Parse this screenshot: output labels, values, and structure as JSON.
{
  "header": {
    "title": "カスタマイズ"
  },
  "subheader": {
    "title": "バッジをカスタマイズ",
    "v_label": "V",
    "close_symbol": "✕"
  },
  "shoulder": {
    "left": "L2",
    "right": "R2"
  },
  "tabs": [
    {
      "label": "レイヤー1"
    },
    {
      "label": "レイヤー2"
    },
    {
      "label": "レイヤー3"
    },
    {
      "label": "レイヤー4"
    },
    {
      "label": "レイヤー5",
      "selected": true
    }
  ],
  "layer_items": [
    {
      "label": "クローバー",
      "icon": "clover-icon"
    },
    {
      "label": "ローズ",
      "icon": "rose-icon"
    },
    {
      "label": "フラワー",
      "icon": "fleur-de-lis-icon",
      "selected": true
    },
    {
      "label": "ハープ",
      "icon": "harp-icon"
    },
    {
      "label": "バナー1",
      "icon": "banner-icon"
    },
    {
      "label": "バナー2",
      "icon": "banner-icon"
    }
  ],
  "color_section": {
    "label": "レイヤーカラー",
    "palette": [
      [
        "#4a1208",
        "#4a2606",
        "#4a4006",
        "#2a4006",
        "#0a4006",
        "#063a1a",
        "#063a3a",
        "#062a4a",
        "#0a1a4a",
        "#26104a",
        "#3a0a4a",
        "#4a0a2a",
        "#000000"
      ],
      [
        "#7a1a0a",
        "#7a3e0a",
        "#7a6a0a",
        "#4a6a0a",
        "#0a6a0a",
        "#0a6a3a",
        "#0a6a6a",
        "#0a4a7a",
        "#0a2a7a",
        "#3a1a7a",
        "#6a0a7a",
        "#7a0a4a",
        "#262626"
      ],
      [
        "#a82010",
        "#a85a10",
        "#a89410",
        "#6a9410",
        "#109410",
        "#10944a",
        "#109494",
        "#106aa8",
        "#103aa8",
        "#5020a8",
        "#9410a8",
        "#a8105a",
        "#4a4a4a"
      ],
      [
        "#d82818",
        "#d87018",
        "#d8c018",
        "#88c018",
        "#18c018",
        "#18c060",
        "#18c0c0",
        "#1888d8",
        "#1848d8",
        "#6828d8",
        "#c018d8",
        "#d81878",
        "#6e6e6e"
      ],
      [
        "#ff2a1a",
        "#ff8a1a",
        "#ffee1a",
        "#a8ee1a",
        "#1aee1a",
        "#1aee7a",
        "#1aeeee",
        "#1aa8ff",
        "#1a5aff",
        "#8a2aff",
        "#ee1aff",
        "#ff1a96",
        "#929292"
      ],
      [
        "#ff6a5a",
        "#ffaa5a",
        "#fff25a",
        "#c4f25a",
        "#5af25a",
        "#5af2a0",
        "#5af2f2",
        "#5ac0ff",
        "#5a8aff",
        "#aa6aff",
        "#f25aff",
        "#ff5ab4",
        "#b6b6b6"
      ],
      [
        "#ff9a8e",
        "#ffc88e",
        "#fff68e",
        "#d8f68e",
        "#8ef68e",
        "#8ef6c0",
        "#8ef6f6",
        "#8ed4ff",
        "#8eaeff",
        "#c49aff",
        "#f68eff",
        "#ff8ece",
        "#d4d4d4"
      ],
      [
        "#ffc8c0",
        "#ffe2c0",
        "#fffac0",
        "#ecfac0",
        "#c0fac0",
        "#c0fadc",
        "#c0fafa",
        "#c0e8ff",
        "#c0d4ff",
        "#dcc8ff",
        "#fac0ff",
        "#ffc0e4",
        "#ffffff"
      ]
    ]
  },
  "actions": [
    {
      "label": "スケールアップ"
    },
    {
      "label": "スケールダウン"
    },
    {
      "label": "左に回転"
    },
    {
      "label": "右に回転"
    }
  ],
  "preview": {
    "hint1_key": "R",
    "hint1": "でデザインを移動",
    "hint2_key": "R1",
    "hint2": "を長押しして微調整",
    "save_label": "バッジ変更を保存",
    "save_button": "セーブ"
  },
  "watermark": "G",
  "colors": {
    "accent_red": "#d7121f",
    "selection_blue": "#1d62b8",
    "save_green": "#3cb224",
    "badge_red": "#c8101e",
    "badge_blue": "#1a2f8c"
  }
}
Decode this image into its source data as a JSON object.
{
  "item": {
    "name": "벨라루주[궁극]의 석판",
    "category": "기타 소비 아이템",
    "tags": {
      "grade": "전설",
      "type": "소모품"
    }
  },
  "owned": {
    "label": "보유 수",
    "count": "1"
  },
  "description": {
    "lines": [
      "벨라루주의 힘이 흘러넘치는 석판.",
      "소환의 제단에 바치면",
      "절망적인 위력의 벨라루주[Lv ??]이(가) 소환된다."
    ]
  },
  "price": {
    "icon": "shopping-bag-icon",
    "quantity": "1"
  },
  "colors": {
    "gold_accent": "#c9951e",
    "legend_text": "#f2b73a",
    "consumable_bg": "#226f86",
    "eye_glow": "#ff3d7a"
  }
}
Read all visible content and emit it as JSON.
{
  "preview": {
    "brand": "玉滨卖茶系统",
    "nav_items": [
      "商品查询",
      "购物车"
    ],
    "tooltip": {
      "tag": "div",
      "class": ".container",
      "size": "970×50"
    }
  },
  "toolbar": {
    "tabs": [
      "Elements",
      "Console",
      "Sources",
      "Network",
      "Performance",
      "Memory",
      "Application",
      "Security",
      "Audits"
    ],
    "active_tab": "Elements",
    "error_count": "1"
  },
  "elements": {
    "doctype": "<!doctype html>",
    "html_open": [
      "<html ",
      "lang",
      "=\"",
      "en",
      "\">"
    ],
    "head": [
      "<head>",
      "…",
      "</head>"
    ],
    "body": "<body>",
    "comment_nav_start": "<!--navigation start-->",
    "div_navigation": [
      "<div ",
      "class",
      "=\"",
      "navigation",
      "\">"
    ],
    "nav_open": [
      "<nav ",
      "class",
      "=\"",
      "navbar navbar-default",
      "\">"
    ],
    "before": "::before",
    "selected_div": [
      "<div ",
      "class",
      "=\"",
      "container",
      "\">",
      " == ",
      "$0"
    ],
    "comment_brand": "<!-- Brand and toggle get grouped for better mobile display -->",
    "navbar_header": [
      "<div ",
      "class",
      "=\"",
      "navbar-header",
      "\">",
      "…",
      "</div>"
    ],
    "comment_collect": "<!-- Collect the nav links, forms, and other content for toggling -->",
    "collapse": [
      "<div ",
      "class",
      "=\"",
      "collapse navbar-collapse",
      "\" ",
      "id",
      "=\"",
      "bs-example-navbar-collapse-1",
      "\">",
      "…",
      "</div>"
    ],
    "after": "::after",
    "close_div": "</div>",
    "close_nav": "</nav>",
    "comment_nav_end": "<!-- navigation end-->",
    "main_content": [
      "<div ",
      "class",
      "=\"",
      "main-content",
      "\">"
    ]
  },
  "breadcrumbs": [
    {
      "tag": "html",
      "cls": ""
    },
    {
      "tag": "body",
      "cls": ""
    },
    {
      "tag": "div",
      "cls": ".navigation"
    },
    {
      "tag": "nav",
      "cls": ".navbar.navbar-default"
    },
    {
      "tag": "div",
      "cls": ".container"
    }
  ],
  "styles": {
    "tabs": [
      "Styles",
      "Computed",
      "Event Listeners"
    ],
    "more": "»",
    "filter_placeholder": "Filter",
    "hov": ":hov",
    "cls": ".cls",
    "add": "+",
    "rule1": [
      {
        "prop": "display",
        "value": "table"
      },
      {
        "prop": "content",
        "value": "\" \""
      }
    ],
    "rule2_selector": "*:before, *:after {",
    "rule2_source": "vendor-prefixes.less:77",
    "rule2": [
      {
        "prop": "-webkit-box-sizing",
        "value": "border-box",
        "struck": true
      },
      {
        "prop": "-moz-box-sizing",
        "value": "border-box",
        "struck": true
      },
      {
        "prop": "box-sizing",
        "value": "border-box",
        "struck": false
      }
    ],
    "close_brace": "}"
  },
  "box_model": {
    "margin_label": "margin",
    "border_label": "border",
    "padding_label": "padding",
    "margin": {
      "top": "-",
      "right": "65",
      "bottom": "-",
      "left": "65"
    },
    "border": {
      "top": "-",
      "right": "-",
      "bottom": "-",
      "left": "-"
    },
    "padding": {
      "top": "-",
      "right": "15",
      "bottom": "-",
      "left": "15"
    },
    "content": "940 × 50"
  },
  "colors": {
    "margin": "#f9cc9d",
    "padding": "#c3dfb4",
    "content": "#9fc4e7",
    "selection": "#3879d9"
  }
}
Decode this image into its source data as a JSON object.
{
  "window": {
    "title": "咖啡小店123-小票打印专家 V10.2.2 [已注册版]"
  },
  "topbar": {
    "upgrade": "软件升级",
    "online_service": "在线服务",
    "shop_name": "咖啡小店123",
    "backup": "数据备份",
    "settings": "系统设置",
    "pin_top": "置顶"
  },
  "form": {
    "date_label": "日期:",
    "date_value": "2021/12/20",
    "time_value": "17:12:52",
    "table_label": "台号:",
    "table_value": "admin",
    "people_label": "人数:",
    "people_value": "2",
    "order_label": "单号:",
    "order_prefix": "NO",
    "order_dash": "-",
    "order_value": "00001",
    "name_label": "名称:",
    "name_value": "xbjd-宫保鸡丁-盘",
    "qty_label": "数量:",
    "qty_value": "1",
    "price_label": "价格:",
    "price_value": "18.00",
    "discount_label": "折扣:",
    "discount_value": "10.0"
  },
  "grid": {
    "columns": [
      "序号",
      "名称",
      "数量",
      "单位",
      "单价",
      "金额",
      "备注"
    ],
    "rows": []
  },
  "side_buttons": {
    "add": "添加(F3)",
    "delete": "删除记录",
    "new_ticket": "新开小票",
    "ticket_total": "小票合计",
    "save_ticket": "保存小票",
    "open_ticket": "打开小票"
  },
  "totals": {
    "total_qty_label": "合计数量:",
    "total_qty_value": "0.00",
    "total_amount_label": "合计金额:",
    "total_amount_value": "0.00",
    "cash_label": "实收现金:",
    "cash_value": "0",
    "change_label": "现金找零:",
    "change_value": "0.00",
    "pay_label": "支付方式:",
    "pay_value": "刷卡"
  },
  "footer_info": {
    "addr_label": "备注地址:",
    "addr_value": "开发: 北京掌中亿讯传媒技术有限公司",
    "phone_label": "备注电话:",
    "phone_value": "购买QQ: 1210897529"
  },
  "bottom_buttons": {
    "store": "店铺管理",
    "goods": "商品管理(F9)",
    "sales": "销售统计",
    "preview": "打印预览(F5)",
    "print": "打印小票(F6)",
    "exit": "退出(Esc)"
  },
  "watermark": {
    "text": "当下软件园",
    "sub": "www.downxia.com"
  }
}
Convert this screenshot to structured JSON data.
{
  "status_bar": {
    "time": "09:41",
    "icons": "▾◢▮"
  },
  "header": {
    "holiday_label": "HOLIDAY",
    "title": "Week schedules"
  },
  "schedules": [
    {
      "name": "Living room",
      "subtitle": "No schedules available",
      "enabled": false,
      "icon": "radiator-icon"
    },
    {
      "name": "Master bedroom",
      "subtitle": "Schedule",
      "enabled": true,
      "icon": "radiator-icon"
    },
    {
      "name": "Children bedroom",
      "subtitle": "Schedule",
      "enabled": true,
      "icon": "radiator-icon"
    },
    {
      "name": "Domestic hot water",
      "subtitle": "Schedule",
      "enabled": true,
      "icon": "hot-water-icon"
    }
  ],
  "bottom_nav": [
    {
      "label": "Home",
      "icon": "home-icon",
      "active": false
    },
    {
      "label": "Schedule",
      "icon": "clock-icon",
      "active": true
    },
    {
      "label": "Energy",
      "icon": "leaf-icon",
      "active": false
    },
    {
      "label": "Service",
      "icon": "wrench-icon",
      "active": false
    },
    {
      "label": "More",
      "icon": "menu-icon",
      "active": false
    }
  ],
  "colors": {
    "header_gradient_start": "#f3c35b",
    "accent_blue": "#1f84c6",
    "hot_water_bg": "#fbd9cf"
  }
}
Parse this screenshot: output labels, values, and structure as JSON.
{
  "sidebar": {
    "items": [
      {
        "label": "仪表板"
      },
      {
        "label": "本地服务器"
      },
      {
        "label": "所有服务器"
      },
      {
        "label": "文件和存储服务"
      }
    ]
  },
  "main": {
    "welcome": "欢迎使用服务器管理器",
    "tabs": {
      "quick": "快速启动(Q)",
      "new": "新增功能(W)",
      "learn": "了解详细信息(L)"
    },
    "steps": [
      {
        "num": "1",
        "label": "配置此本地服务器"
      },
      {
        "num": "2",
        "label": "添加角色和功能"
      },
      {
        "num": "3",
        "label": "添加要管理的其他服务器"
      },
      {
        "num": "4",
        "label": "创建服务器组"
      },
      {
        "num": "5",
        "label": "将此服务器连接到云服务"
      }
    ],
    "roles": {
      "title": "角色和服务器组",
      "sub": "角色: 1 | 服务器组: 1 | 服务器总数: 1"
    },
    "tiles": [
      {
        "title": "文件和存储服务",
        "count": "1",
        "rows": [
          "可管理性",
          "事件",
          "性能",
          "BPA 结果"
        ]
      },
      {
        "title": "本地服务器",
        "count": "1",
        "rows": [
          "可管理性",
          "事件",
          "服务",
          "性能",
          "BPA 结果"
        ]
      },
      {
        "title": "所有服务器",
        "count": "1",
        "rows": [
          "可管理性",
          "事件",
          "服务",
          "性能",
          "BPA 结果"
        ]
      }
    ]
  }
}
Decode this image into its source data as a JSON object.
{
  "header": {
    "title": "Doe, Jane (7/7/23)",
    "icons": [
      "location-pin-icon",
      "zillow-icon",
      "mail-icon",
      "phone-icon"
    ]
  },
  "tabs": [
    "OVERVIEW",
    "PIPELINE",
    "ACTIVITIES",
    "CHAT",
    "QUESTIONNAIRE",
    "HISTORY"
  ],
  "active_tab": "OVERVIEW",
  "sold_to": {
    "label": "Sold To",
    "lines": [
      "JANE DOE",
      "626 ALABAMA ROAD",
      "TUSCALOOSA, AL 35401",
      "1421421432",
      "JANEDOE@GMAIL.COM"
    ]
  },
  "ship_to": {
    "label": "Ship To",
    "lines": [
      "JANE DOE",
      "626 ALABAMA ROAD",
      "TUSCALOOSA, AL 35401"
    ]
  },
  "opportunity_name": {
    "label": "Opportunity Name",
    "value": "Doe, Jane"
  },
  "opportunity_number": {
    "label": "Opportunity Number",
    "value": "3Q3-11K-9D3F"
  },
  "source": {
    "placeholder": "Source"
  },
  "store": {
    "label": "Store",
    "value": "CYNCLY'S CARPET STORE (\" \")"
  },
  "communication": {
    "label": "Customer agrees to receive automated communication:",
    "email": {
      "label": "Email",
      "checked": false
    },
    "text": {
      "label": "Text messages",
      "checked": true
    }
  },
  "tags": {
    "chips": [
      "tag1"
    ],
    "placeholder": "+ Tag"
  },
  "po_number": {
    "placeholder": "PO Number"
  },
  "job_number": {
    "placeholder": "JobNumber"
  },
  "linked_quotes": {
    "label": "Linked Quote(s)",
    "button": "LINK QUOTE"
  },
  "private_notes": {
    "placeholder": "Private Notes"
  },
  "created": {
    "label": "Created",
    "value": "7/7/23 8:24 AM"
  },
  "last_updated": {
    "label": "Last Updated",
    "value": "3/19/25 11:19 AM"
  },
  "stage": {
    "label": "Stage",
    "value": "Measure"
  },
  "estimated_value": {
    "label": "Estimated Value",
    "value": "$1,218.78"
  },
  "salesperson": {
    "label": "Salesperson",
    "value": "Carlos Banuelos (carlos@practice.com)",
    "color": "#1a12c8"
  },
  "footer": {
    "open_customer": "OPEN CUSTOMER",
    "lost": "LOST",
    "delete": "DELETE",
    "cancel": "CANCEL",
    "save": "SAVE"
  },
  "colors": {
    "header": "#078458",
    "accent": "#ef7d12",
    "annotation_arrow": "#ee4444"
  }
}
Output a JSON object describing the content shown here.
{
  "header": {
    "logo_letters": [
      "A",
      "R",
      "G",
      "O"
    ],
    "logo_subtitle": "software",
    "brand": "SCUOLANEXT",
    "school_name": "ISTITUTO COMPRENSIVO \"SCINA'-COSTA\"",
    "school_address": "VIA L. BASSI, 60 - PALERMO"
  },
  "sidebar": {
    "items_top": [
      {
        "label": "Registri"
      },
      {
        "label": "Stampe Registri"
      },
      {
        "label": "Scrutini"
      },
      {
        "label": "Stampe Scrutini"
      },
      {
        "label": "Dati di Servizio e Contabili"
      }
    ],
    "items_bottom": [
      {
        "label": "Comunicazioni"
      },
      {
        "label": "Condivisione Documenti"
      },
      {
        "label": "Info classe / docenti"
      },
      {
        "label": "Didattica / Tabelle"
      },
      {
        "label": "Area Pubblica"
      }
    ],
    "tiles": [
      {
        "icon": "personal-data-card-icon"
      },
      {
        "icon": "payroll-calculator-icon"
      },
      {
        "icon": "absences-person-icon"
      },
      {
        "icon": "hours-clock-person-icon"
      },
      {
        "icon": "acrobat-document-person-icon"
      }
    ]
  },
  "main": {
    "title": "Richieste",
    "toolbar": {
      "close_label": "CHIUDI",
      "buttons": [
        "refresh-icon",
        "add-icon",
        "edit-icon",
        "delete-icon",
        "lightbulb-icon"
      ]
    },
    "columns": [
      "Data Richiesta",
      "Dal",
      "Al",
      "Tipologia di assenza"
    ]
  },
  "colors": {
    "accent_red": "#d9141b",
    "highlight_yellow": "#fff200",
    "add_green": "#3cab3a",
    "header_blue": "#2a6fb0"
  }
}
·····
→ WHAT YOU NEED TO DO: Your task is to list each line of the records with the word "after".

→ COMPLETE ANSWER:
    "after": "::after",
    "rule2_selector": "*:before, *:after {",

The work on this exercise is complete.